Each line of the data that includes the string "dziećmi" is to be copied out.

Data provided –
>>>>
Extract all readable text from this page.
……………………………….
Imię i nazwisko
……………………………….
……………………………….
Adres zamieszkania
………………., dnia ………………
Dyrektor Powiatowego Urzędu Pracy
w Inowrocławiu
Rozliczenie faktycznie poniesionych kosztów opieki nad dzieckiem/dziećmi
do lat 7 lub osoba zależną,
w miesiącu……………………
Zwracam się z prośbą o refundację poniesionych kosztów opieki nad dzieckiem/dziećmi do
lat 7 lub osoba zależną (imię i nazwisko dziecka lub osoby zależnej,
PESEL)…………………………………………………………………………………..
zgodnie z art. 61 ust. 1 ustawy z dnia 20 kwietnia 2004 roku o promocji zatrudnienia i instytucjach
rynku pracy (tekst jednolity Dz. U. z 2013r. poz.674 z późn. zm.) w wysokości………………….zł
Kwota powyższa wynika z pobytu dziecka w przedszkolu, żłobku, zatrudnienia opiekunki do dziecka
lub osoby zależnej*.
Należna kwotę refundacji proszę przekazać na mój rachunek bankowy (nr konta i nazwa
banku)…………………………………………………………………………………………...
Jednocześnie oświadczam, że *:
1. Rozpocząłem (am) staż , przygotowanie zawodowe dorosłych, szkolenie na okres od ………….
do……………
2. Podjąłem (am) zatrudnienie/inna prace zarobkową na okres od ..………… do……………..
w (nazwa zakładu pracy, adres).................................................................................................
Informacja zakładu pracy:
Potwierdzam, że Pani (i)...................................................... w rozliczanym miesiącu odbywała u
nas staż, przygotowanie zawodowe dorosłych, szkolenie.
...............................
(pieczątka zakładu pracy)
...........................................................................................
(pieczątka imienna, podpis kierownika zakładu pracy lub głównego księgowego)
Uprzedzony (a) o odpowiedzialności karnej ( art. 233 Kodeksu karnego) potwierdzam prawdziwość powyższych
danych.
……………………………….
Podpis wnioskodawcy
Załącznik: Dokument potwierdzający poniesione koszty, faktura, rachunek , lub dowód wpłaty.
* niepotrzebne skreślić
<<<<
Exercise answer –
Rozliczenie faktycznie poniesionych kosztów opieki nad dzieckiem/dziećmi
Zwracam się z prośbą o refundację poniesionych kosztów opieki nad dzieckiem/dziećmi do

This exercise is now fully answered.